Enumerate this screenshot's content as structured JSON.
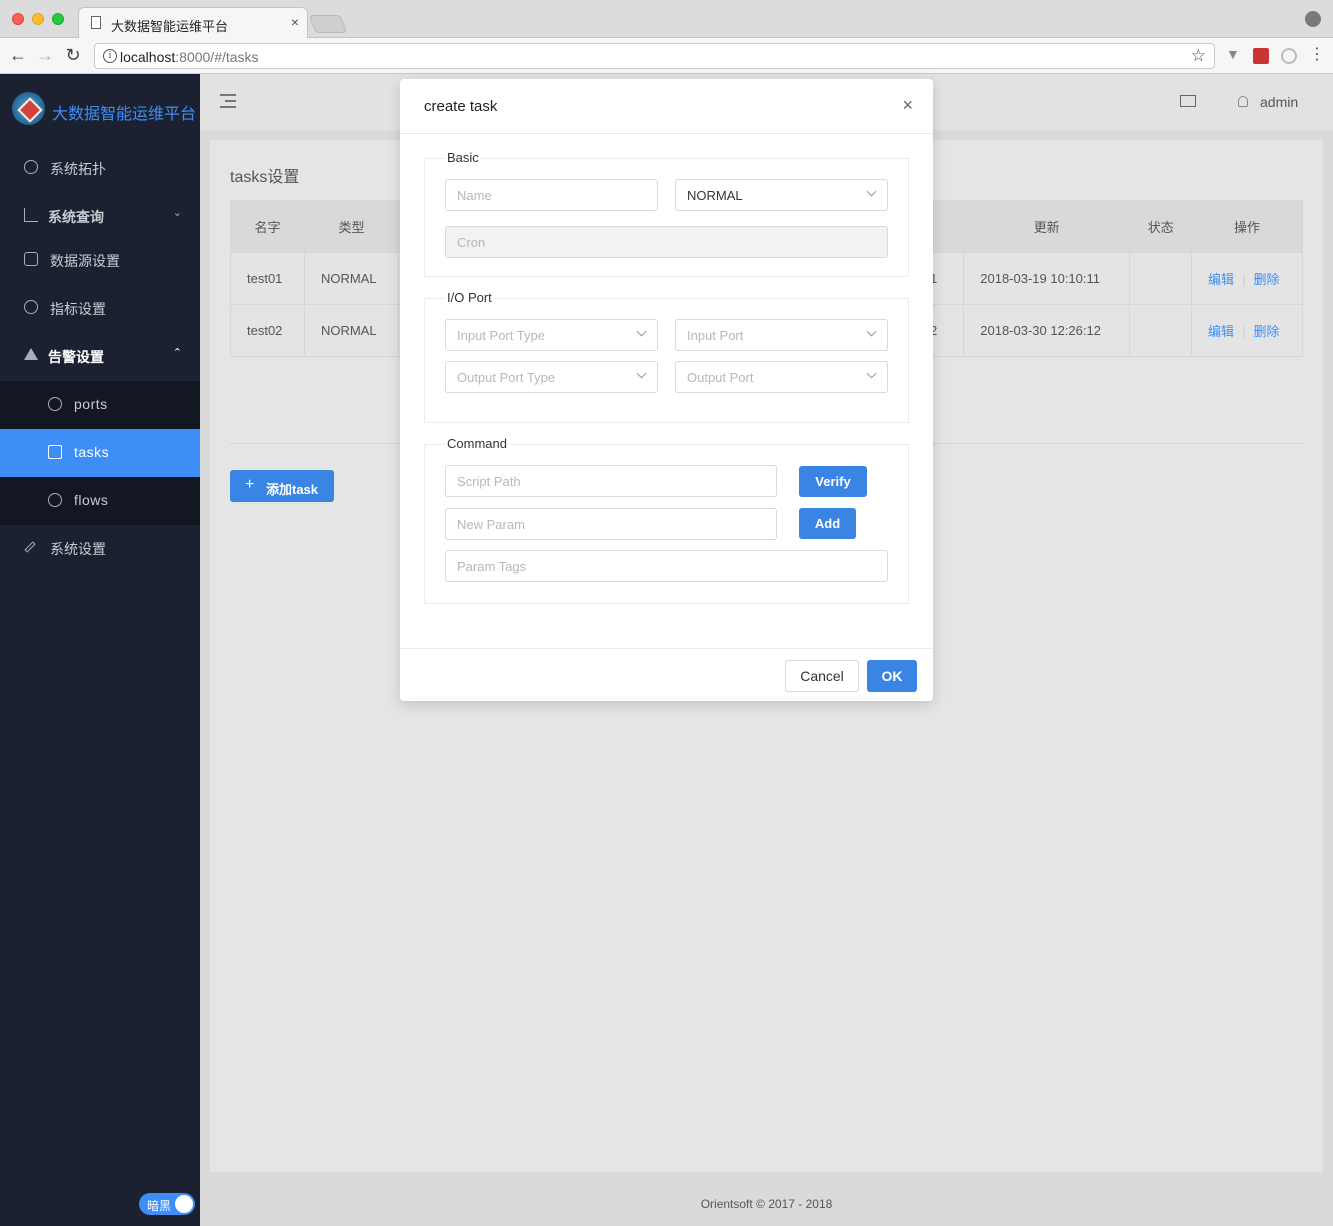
{
  "browser": {
    "tab_title": "大数据智能运维平台",
    "tab_close": "×",
    "url_host": "localhost",
    "url_rest": ":8000/#/tasks",
    "info_glyph": "i",
    "star_glyph": "☆",
    "menu_glyph": "⋮"
  },
  "nav": {
    "back": "←",
    "forward": "→",
    "reload": "↻"
  },
  "sidebar": {
    "brand": "大数据智能运维平台",
    "items": [
      {
        "label": "系统拓扑",
        "icon": "dashboard-icon"
      },
      {
        "label": "系统查询",
        "icon": "bar-chart-icon",
        "caret": "⌄"
      },
      {
        "label": "数据源设置",
        "icon": "database-icon"
      },
      {
        "label": "指标设置",
        "icon": "settings-icon"
      },
      {
        "label": "告警设置",
        "icon": "warning-icon",
        "caret": "⌃"
      },
      {
        "label": "系统设置",
        "icon": "wrench-icon"
      }
    ],
    "sub_items": [
      {
        "label": "ports",
        "icon": "clock-icon"
      },
      {
        "label": "tasks",
        "icon": "list-icon"
      },
      {
        "label": "flows",
        "icon": "sync-icon"
      }
    ],
    "dark_toggle": "暗黑"
  },
  "header": {
    "user": "admin"
  },
  "page": {
    "title": "tasks设置",
    "table": {
      "headers": [
        "名字",
        "类型",
        "更新",
        "状态",
        "操作"
      ],
      "rows": [
        {
          "name": "test01",
          "type": "NORMAL",
          "partial": "1",
          "updated": "2018-03-19 10:10:11",
          "status": "",
          "edit": "编辑",
          "delete": "删除"
        },
        {
          "name": "test02",
          "type": "NORMAL",
          "partial": "2",
          "updated": "2018-03-30 12:26:12",
          "status": "",
          "edit": "编辑",
          "delete": "删除"
        }
      ]
    },
    "add_button": "添加task",
    "add_plus": "+"
  },
  "footer": "Orientsoft © 2017 - 2018",
  "modal": {
    "title": "create task",
    "close": "×",
    "basic": {
      "legend": "Basic",
      "name_placeholder": "Name",
      "type_value": "NORMAL",
      "cron_placeholder": "Cron"
    },
    "io": {
      "legend": "I/O Port",
      "input_type_placeholder": "Input Port Type",
      "input_port_placeholder": "Input Port",
      "output_type_placeholder": "Output Port Type",
      "output_port_placeholder": "Output Port"
    },
    "command": {
      "legend": "Command",
      "script_placeholder": "Script Path",
      "verify": "Verify",
      "param_placeholder": "New Param",
      "add": "Add",
      "tags_placeholder": "Param Tags"
    },
    "cancel": "Cancel",
    "ok": "OK"
  },
  "colors": {
    "accent": "#3a84e4",
    "sidebar": "#1b2130",
    "brand": "#3e8ef7"
  }
}
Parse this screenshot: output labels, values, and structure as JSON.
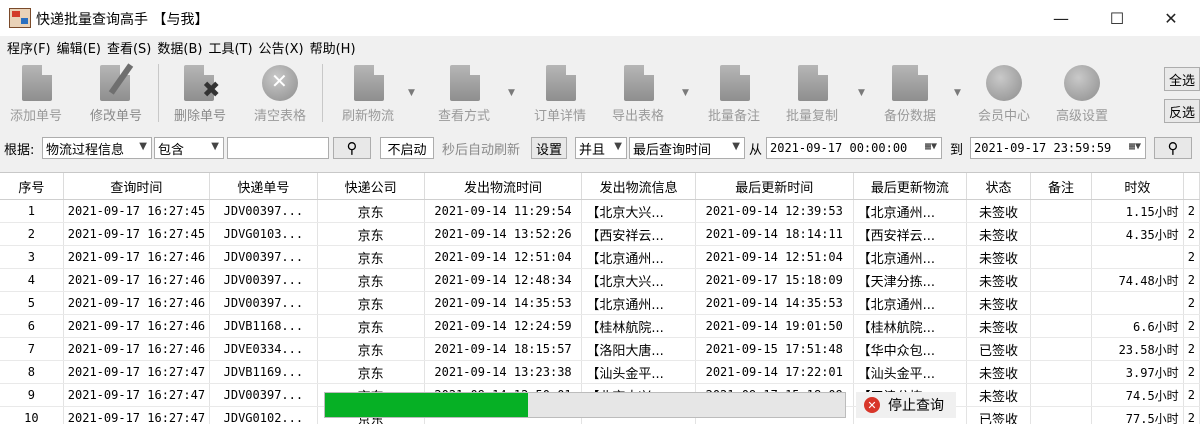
{
  "window": {
    "title": "快递批量查询高手 【与我】",
    "minimize": "—",
    "maximize": "☐",
    "close": "✕"
  },
  "menu": [
    "程序(F)",
    "编辑(E)",
    "查看(S)",
    "数据(B)",
    "工具(T)",
    "公告(X)",
    "帮助(H)"
  ],
  "toolbar": {
    "add": "添加单号",
    "edit": "修改单号",
    "delete": "删除单号",
    "clear": "清空表格",
    "refresh": "刷新物流",
    "view_mode": "查看方式",
    "order_detail": "订单详情",
    "export": "导出表格",
    "batch_note": "批量备注",
    "batch_copy": "批量复制",
    "backup": "备份数据",
    "member": "会员中心",
    "advanced": "高级设置",
    "select_all": "全选",
    "invert": "反选"
  },
  "filter": {
    "basis_label": "根据:",
    "basis_value": "物流过程信息",
    "contain_value": "包含",
    "keyword": "",
    "auto_state": "不启动",
    "auto_text": "秒后自动刷新",
    "settings": "设置",
    "logic": "并且",
    "time_field": "最后查询时间",
    "from_label": "从",
    "from_value": "2021-09-17 00:00:00",
    "to_label": "到",
    "to_value": "2021-09-17 23:59:59"
  },
  "table": {
    "columns": [
      "序号",
      "查询时间",
      "快递单号",
      "快递公司",
      "发出物流时间",
      "发出物流信息",
      "最后更新时间",
      "最后更新物流",
      "状态",
      "备注",
      "时效",
      ""
    ],
    "rows": [
      [
        "1",
        "2021-09-17 16:27:45",
        "JDV00397...",
        "京东",
        "2021-09-14 11:29:54",
        "【北京大兴...",
        "2021-09-14 12:39:53",
        "【北京通州...",
        "未签收",
        "",
        "1.15小时",
        "2"
      ],
      [
        "2",
        "2021-09-17 16:27:45",
        "JDVG0103...",
        "京东",
        "2021-09-14 13:52:26",
        "【西安祥云...",
        "2021-09-14 18:14:11",
        "【西安祥云...",
        "未签收",
        "",
        "4.35小时",
        "2"
      ],
      [
        "3",
        "2021-09-17 16:27:46",
        "JDV00397...",
        "京东",
        "2021-09-14 12:51:04",
        "【北京通州...",
        "2021-09-14 12:51:04",
        "【北京通州...",
        "未签收",
        "",
        "",
        "2"
      ],
      [
        "4",
        "2021-09-17 16:27:46",
        "JDV00397...",
        "京东",
        "2021-09-14 12:48:34",
        "【北京大兴...",
        "2021-09-17 15:18:09",
        "【天津分拣...",
        "未签收",
        "",
        "74.48小时",
        "2"
      ],
      [
        "5",
        "2021-09-17 16:27:46",
        "JDV00397...",
        "京东",
        "2021-09-14 14:35:53",
        "【北京通州...",
        "2021-09-14 14:35:53",
        "【北京通州...",
        "未签收",
        "",
        "",
        "2"
      ],
      [
        "6",
        "2021-09-17 16:27:46",
        "JDVB1168...",
        "京东",
        "2021-09-14 12:24:59",
        "【桂林航院...",
        "2021-09-14 19:01:50",
        "【桂林航院...",
        "未签收",
        "",
        "6.6小时",
        "2"
      ],
      [
        "7",
        "2021-09-17 16:27:46",
        "JDVE0334...",
        "京东",
        "2021-09-14 18:15:57",
        "【洛阳大唐...",
        "2021-09-15 17:51:48",
        "【华中众包...",
        "已签收",
        "",
        "23.58小时",
        "2"
      ],
      [
        "8",
        "2021-09-17 16:27:47",
        "JDVB1169...",
        "京东",
        "2021-09-14 13:23:38",
        "【汕头金平...",
        "2021-09-14 17:22:01",
        "【汕头金平...",
        "未签收",
        "",
        "3.97小时",
        "2"
      ],
      [
        "9",
        "2021-09-17 16:27:47",
        "JDV00397...",
        "京东",
        "2021-09-14 12:50:01",
        "【北京大兴...",
        "2021-09-17 15:18:09",
        "【天津分拣...",
        "未签收",
        "",
        "74.5小时",
        "2"
      ],
      [
        "10",
        "2021-09-17 16:27:47",
        "JDVG0102...",
        "京东",
        "",
        "",
        "",
        "",
        "已签收",
        "",
        "77.5小时",
        "2"
      ]
    ]
  },
  "status": {
    "progress": 0.39,
    "stop_label": "停止查询"
  }
}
------------------------------
Copy everything in the records above except the pictures, exactly as written.

Enumerate this screenshot's content as structured JSON.
{
  "browser": {
    "tab_title": "大数据智能运维平台",
    "tab_close": "×",
    "url_host": "localhost",
    "url_rest": ":8000/#/tasks",
    "info_glyph": "i",
    "star_glyph": "☆",
    "menu_glyph": "⋮"
  },
  "nav": {
    "back": "←",
    "forward": "→",
    "reload": "↻"
  },
  "sidebar": {
    "brand": "大数据智能运维平台",
    "items": [
      {
        "label": "系统拓扑",
        "icon": "dashboard-icon"
      },
      {
        "label": "系统查询",
        "icon": "bar-chart-icon",
        "caret": "⌄"
      },
      {
        "label": "数据源设置",
        "icon": "database-icon"
      },
      {
        "label": "指标设置",
        "icon": "settings-icon"
      },
      {
        "label": "告警设置",
        "icon": "warning-icon",
        "caret": "⌃"
      },
      {
        "label": "系统设置",
        "icon": "wrench-icon"
      }
    ],
    "sub_items": [
      {
        "label": "ports",
        "icon": "clock-icon"
      },
      {
        "label": "tasks",
        "icon": "list-icon"
      },
      {
        "label": "flows",
        "icon": "sync-icon"
      }
    ],
    "dark_toggle": "暗黑"
  },
  "header": {
    "user": "admin"
  },
  "page": {
    "title": "tasks设置",
    "table": {
      "headers": [
        "名字",
        "类型",
        "更新",
        "状态",
        "操作"
      ],
      "rows": [
        {
          "name": "test01",
          "type": "NORMAL",
          "partial": "1",
          "updated": "2018-03-19 10:10:11",
          "status": "",
          "edit": "编辑",
          "delete": "删除"
        },
        {
          "name": "test02",
          "type": "NORMAL",
          "partial": "2",
          "updated": "2018-03-30 12:26:12",
          "status": "",
          "edit": "编辑",
          "delete": "删除"
        }
      ]
    },
    "add_button": "添加task",
    "add_plus": "+"
  },
  "footer": "Orientsoft © 2017 - 2018",
  "modal": {
    "title": "create task",
    "close": "×",
    "basic": {
      "legend": "Basic",
      "name_placeholder": "Name",
      "type_value": "NORMAL",
      "cron_placeholder": "Cron"
    },
    "io": {
      "legend": "I/O Port",
      "input_type_placeholder": "Input Port Type",
      "input_port_placeholder": "Input Port",
      "output_type_placeholder": "Output Port Type",
      "output_port_placeholder": "Output Port"
    },
    "command": {
      "legend": "Command",
      "script_placeholder": "Script Path",
      "verify": "Verify",
      "param_placeholder": "New Param",
      "add": "Add",
      "tags_placeholder": "Param Tags"
    },
    "cancel": "Cancel",
    "ok": "OK"
  },
  "colors": {
    "accent": "#3a84e4",
    "sidebar": "#1b2130",
    "brand": "#3e8ef7"
  }
}
Parse this screenshot: output labels, values, and structure as JSON.
{
  "window": {
    "title": "快递批量查询高手 【与我】",
    "minimize": "—",
    "maximize": "☐",
    "close": "✕"
  },
  "menu": [
    "程序(F)",
    "编辑(E)",
    "查看(S)",
    "数据(B)",
    "工具(T)",
    "公告(X)",
    "帮助(H)"
  ],
  "toolbar": {
    "add": "添加单号",
    "edit": "修改单号",
    "delete": "删除单号",
    "clear": "清空表格",
    "refresh": "刷新物流",
    "view_mode": "查看方式",
    "order_detail": "订单详情",
    "export": "导出表格",
    "batch_note": "批量备注",
    "batch_copy": "批量复制",
    "backup": "备份数据",
    "member": "会员中心",
    "advanced": "高级设置",
    "select_all": "全选",
    "invert": "反选"
  },
  "filter": {
    "basis_label": "根据:",
    "basis_value": "物流过程信息",
    "contain_value": "包含",
    "keyword": "",
    "auto_state": "不启动",
    "auto_text": "秒后自动刷新",
    "settings": "设置",
    "logic": "并且",
    "time_field": "最后查询时间",
    "from_label": "从",
    "from_value": "2021-09-17 00:00:00",
    "to_label": "到",
    "to_value": "2021-09-17 23:59:59"
  },
  "table": {
    "columns": [
      "序号",
      "查询时间",
      "快递单号",
      "快递公司",
      "发出物流时间",
      "发出物流信息",
      "最后更新时间",
      "最后更新物流",
      "状态",
      "备注",
      "时效",
      ""
    ],
    "rows": [
      [
        "1",
        "2021-09-17 16:27:45",
        "JDV00397...",
        "京东",
        "2021-09-14 11:29:54",
        "【北京大兴...",
        "2021-09-14 12:39:53",
        "【北京通州...",
        "未签收",
        "",
        "1.15小时",
        "2"
      ],
      [
        "2",
        "2021-09-17 16:27:45",
        "JDVG0103...",
        "京东",
        "2021-09-14 13:52:26",
        "【西安祥云...",
        "2021-09-14 18:14:11",
        "【西安祥云...",
        "未签收",
        "",
        "4.35小时",
        "2"
      ],
      [
        "3",
        "2021-09-17 16:27:46",
        "JDV00397...",
        "京东",
        "2021-09-14 12:51:04",
        "【北京通州...",
        "2021-09-14 12:51:04",
        "【北京通州...",
        "未签收",
        "",
        "",
        "2"
      ],
      [
        "4",
        "2021-09-17 16:27:46",
        "JDV00397...",
        "京东",
        "2021-09-14 12:48:34",
        "【北京大兴...",
        "2021-09-17 15:18:09",
        "【天津分拣...",
        "未签收",
        "",
        "74.48小时",
        "2"
      ],
      [
        "5",
        "2021-09-17 16:27:46",
        "JDV00397...",
        "京东",
        "2021-09-14 14:35:53",
        "【北京通州...",
        "2021-09-14 14:35:53",
        "【北京通州...",
        "未签收",
        "",
        "",
        "2"
      ],
      [
        "6",
        "2021-09-17 16:27:46",
        "JDVB1168...",
        "京东",
        "2021-09-14 12:24:59",
        "【桂林航院...",
        "2021-09-14 19:01:50",
        "【桂林航院...",
        "未签收",
        "",
        "6.6小时",
        "2"
      ],
      [
        "7",
        "2021-09-17 16:27:46",
        "JDVE0334...",
        "京东",
        "2021-09-14 18:15:57",
        "【洛阳大唐...",
        "2021-09-15 17:51:48",
        "【华中众包...",
        "已签收",
        "",
        "23.58小时",
        "2"
      ],
      [
        "8",
        "2021-09-17 16:27:47",
        "JDVB1169...",
        "京东",
        "2021-09-14 13:23:38",
        "【汕头金平...",
        "2021-09-14 17:22:01",
        "【汕头金平...",
        "未签收",
        "",
        "3.97小时",
        "2"
      ],
      [
        "9",
        "2021-09-17 16:27:47",
        "JDV00397...",
        "京东",
        "2021-09-14 12:50:01",
        "【北京大兴...",
        "2021-09-17 15:18:09",
        "【天津分拣...",
        "未签收",
        "",
        "74.5小时",
        "2"
      ],
      [
        "10",
        "2021-09-17 16:27:47",
        "JDVG0102...",
        "京东",
        "",
        "",
        "",
        "",
        "已签收",
        "",
        "77.5小时",
        "2"
      ]
    ]
  },
  "status": {
    "progress": 0.39,
    "stop_label": "停止查询"
  }
}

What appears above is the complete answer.